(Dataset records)
--- begin ---

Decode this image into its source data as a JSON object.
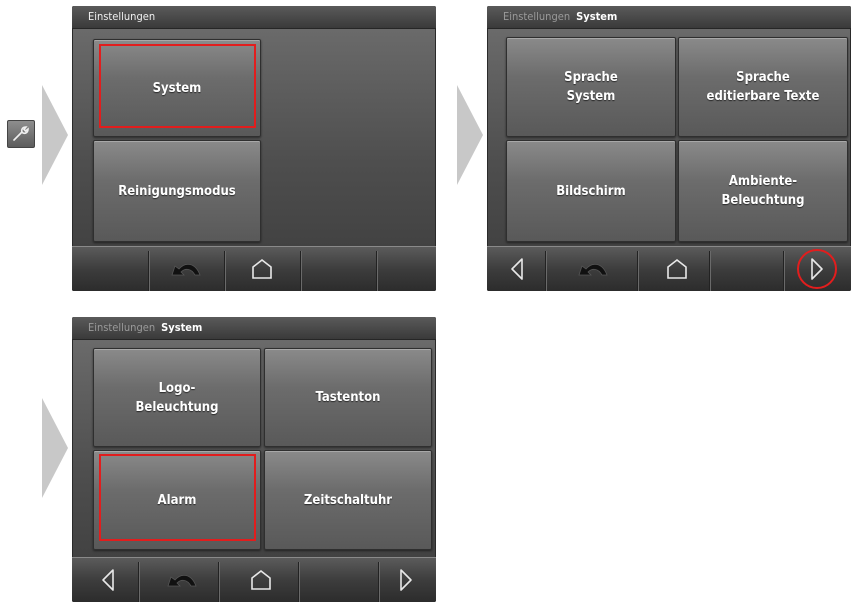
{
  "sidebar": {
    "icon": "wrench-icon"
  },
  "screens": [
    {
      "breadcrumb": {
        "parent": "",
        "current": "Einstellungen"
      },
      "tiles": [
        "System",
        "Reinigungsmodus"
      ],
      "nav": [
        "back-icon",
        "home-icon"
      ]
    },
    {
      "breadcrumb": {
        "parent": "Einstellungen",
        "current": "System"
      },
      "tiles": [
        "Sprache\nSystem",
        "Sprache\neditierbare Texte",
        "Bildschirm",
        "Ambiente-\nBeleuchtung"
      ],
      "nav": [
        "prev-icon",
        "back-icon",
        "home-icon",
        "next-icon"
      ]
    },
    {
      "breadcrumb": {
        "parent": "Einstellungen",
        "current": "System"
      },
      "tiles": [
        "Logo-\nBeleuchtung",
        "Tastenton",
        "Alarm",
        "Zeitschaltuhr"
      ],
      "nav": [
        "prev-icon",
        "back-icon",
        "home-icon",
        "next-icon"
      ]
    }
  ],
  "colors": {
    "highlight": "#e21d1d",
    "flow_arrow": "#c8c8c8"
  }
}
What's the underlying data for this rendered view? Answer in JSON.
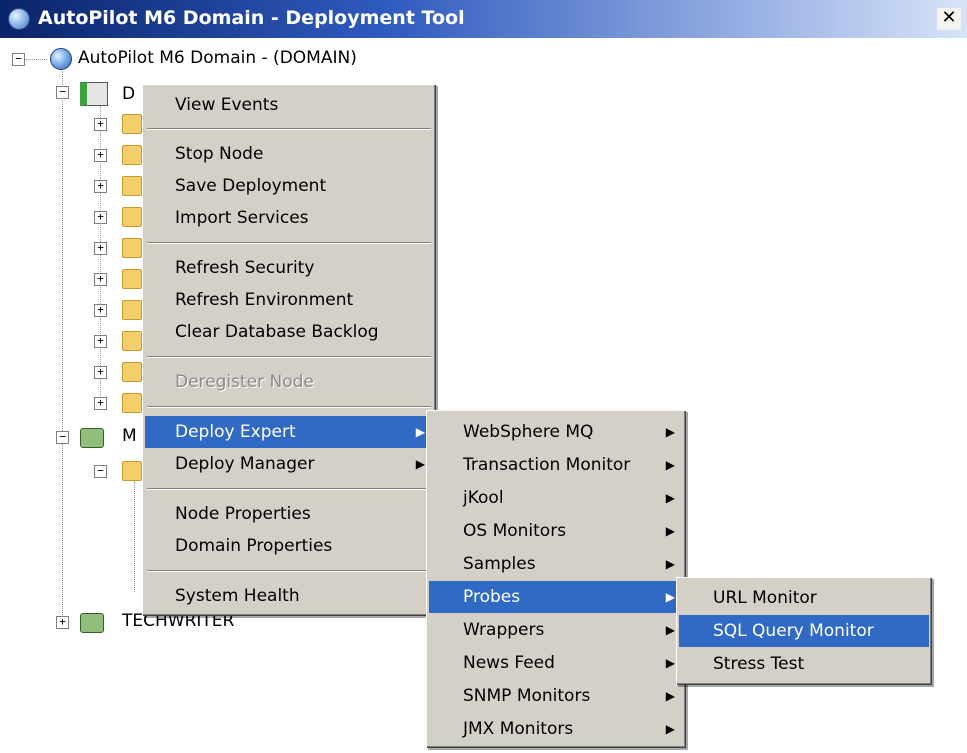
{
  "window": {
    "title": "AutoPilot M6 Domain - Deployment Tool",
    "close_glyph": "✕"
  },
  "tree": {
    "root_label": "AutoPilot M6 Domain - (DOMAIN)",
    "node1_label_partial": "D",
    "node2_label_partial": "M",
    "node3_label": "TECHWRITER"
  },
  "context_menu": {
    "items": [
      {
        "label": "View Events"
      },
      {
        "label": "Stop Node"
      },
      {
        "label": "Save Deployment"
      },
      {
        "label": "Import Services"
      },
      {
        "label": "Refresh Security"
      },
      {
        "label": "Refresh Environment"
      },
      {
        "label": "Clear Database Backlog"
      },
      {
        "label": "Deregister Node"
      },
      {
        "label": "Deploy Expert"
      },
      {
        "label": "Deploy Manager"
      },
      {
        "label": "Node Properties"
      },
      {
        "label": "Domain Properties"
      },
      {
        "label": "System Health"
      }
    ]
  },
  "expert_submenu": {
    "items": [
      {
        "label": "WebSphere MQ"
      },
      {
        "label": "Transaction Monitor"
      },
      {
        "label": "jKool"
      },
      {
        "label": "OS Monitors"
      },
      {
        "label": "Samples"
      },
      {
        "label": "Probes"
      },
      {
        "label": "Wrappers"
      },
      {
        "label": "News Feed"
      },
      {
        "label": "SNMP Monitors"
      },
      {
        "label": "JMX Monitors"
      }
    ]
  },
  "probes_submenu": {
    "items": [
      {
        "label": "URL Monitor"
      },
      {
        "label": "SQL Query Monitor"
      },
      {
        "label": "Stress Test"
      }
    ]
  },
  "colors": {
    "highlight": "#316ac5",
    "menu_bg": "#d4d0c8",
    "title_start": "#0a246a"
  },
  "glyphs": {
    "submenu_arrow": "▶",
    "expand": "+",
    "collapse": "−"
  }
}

--- end ---

▸ To do
Each line in the listing above that contains "Deployment" should be copied.

▸ Finished answer
    "title": "AutoPilot M6 Domain - Deployment Tool",
        "label": "Save Deployment"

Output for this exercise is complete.